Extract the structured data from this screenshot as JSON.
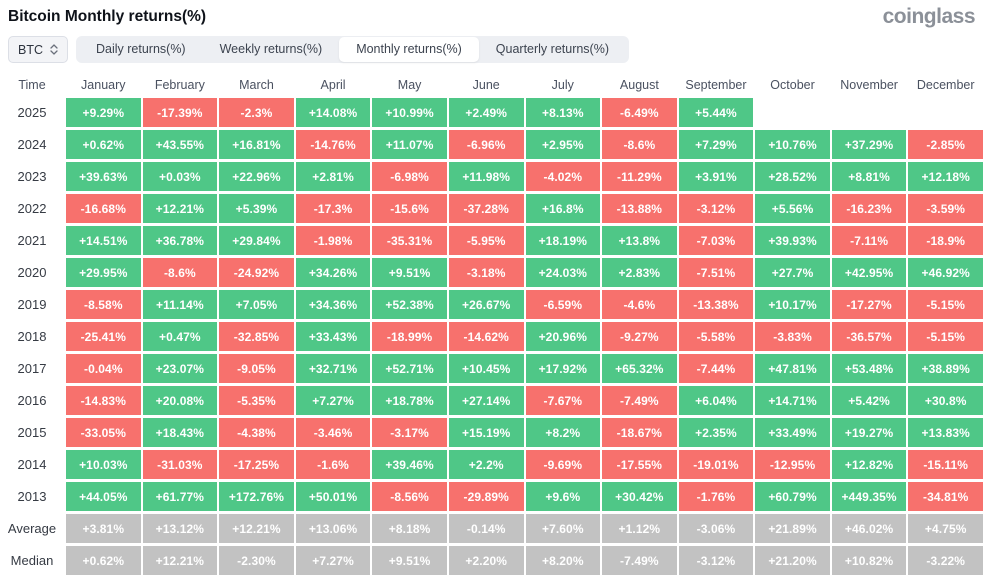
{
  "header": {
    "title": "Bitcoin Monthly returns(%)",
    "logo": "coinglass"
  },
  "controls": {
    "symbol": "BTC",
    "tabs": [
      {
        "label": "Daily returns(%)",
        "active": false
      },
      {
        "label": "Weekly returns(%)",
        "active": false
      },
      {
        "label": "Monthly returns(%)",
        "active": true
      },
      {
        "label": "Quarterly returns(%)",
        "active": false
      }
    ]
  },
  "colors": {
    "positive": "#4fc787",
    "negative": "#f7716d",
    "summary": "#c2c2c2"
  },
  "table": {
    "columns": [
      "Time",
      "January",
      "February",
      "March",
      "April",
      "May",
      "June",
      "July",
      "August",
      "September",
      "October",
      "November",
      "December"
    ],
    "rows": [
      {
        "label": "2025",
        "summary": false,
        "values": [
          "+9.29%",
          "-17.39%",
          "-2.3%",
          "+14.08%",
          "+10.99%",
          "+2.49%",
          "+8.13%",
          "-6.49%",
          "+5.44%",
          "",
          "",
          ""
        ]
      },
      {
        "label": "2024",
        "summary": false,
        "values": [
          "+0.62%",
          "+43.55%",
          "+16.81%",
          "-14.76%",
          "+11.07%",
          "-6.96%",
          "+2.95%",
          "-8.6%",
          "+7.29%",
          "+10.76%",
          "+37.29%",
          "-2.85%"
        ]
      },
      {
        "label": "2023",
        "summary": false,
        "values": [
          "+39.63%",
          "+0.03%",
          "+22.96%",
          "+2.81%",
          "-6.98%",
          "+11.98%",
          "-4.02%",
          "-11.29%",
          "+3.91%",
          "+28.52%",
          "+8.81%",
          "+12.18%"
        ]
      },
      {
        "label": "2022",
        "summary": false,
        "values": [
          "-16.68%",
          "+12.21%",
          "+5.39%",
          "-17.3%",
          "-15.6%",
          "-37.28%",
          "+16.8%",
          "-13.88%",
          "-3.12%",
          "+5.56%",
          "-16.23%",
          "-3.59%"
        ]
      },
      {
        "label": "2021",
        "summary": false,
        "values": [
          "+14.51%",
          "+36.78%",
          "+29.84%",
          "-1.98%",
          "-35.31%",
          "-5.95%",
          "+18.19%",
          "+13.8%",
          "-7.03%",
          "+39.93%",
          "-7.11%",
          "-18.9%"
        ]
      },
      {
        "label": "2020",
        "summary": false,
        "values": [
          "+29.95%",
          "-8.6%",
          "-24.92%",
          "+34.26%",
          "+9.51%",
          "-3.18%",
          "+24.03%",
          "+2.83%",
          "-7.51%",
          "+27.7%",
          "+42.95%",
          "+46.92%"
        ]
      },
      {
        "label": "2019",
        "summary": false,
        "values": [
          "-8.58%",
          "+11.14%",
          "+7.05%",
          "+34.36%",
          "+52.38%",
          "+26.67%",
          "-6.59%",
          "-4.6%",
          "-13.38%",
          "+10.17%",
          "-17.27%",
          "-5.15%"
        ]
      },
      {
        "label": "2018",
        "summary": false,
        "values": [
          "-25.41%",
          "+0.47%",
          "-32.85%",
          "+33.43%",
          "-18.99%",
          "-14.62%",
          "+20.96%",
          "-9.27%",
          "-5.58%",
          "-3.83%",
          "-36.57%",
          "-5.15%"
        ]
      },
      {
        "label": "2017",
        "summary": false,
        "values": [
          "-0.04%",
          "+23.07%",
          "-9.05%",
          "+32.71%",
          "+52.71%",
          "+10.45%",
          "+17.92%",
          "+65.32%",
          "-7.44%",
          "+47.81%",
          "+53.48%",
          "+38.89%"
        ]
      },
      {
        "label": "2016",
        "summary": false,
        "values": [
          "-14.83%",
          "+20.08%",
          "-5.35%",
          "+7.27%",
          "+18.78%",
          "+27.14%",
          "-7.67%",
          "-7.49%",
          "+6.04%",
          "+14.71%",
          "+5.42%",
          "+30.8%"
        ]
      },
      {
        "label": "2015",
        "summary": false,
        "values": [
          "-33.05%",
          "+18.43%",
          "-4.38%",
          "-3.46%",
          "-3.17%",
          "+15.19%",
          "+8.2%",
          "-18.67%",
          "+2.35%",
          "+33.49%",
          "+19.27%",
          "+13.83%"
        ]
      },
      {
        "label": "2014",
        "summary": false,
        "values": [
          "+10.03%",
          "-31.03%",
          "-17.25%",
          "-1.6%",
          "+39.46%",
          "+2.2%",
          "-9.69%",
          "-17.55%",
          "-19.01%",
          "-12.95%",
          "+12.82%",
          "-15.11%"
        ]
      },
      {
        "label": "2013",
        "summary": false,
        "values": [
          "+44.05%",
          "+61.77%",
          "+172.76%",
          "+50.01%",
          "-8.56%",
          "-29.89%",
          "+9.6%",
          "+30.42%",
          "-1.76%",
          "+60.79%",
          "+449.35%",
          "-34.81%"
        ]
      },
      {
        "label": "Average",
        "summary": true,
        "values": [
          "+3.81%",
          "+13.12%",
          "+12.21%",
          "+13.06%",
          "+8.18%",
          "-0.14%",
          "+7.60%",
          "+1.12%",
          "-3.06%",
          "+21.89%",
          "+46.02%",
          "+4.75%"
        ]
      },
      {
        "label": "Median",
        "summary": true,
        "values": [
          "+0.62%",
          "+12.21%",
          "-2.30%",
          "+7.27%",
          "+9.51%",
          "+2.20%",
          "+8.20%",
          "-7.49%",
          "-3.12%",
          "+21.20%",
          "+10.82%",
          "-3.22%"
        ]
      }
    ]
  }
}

◇ ◇ ◇

▸ Do this
Set down all the data again exactly as above, pictures excluded.

▸ The reply
Extract the structured data from this screenshot as JSON.
{
  "header": {
    "title": "Bitcoin Monthly returns(%)",
    "logo": "coinglass"
  },
  "controls": {
    "symbol": "BTC",
    "tabs": [
      {
        "label": "Daily returns(%)",
        "active": false
      },
      {
        "label": "Weekly returns(%)",
        "active": false
      },
      {
        "label": "Monthly returns(%)",
        "active": true
      },
      {
        "label": "Quarterly returns(%)",
        "active": false
      }
    ]
  },
  "colors": {
    "positive": "#4fc787",
    "negative": "#f7716d",
    "summary": "#c2c2c2"
  },
  "table": {
    "columns": [
      "Time",
      "January",
      "February",
      "March",
      "April",
      "May",
      "June",
      "July",
      "August",
      "September",
      "October",
      "November",
      "December"
    ],
    "rows": [
      {
        "label": "2025",
        "summary": false,
        "values": [
          "+9.29%",
          "-17.39%",
          "-2.3%",
          "+14.08%",
          "+10.99%",
          "+2.49%",
          "+8.13%",
          "-6.49%",
          "+5.44%",
          "",
          "",
          ""
        ]
      },
      {
        "label": "2024",
        "summary": false,
        "values": [
          "+0.62%",
          "+43.55%",
          "+16.81%",
          "-14.76%",
          "+11.07%",
          "-6.96%",
          "+2.95%",
          "-8.6%",
          "+7.29%",
          "+10.76%",
          "+37.29%",
          "-2.85%"
        ]
      },
      {
        "label": "2023",
        "summary": false,
        "values": [
          "+39.63%",
          "+0.03%",
          "+22.96%",
          "+2.81%",
          "-6.98%",
          "+11.98%",
          "-4.02%",
          "-11.29%",
          "+3.91%",
          "+28.52%",
          "+8.81%",
          "+12.18%"
        ]
      },
      {
        "label": "2022",
        "summary": false,
        "values": [
          "-16.68%",
          "+12.21%",
          "+5.39%",
          "-17.3%",
          "-15.6%",
          "-37.28%",
          "+16.8%",
          "-13.88%",
          "-3.12%",
          "+5.56%",
          "-16.23%",
          "-3.59%"
        ]
      },
      {
        "label": "2021",
        "summary": false,
        "values": [
          "+14.51%",
          "+36.78%",
          "+29.84%",
          "-1.98%",
          "-35.31%",
          "-5.95%",
          "+18.19%",
          "+13.8%",
          "-7.03%",
          "+39.93%",
          "-7.11%",
          "-18.9%"
        ]
      },
      {
        "label": "2020",
        "summary": false,
        "values": [
          "+29.95%",
          "-8.6%",
          "-24.92%",
          "+34.26%",
          "+9.51%",
          "-3.18%",
          "+24.03%",
          "+2.83%",
          "-7.51%",
          "+27.7%",
          "+42.95%",
          "+46.92%"
        ]
      },
      {
        "label": "2019",
        "summary": false,
        "values": [
          "-8.58%",
          "+11.14%",
          "+7.05%",
          "+34.36%",
          "+52.38%",
          "+26.67%",
          "-6.59%",
          "-4.6%",
          "-13.38%",
          "+10.17%",
          "-17.27%",
          "-5.15%"
        ]
      },
      {
        "label": "2018",
        "summary": false,
        "values": [
          "-25.41%",
          "+0.47%",
          "-32.85%",
          "+33.43%",
          "-18.99%",
          "-14.62%",
          "+20.96%",
          "-9.27%",
          "-5.58%",
          "-3.83%",
          "-36.57%",
          "-5.15%"
        ]
      },
      {
        "label": "2017",
        "summary": false,
        "values": [
          "-0.04%",
          "+23.07%",
          "-9.05%",
          "+32.71%",
          "+52.71%",
          "+10.45%",
          "+17.92%",
          "+65.32%",
          "-7.44%",
          "+47.81%",
          "+53.48%",
          "+38.89%"
        ]
      },
      {
        "label": "2016",
        "summary": false,
        "values": [
          "-14.83%",
          "+20.08%",
          "-5.35%",
          "+7.27%",
          "+18.78%",
          "+27.14%",
          "-7.67%",
          "-7.49%",
          "+6.04%",
          "+14.71%",
          "+5.42%",
          "+30.8%"
        ]
      },
      {
        "label": "2015",
        "summary": false,
        "values": [
          "-33.05%",
          "+18.43%",
          "-4.38%",
          "-3.46%",
          "-3.17%",
          "+15.19%",
          "+8.2%",
          "-18.67%",
          "+2.35%",
          "+33.49%",
          "+19.27%",
          "+13.83%"
        ]
      },
      {
        "label": "2014",
        "summary": false,
        "values": [
          "+10.03%",
          "-31.03%",
          "-17.25%",
          "-1.6%",
          "+39.46%",
          "+2.2%",
          "-9.69%",
          "-17.55%",
          "-19.01%",
          "-12.95%",
          "+12.82%",
          "-15.11%"
        ]
      },
      {
        "label": "2013",
        "summary": false,
        "values": [
          "+44.05%",
          "+61.77%",
          "+172.76%",
          "+50.01%",
          "-8.56%",
          "-29.89%",
          "+9.6%",
          "+30.42%",
          "-1.76%",
          "+60.79%",
          "+449.35%",
          "-34.81%"
        ]
      },
      {
        "label": "Average",
        "summary": true,
        "values": [
          "+3.81%",
          "+13.12%",
          "+12.21%",
          "+13.06%",
          "+8.18%",
          "-0.14%",
          "+7.60%",
          "+1.12%",
          "-3.06%",
          "+21.89%",
          "+46.02%",
          "+4.75%"
        ]
      },
      {
        "label": "Median",
        "summary": true,
        "values": [
          "+0.62%",
          "+12.21%",
          "-2.30%",
          "+7.27%",
          "+9.51%",
          "+2.20%",
          "+8.20%",
          "-7.49%",
          "-3.12%",
          "+21.20%",
          "+10.82%",
          "-3.22%"
        ]
      }
    ]
  }
}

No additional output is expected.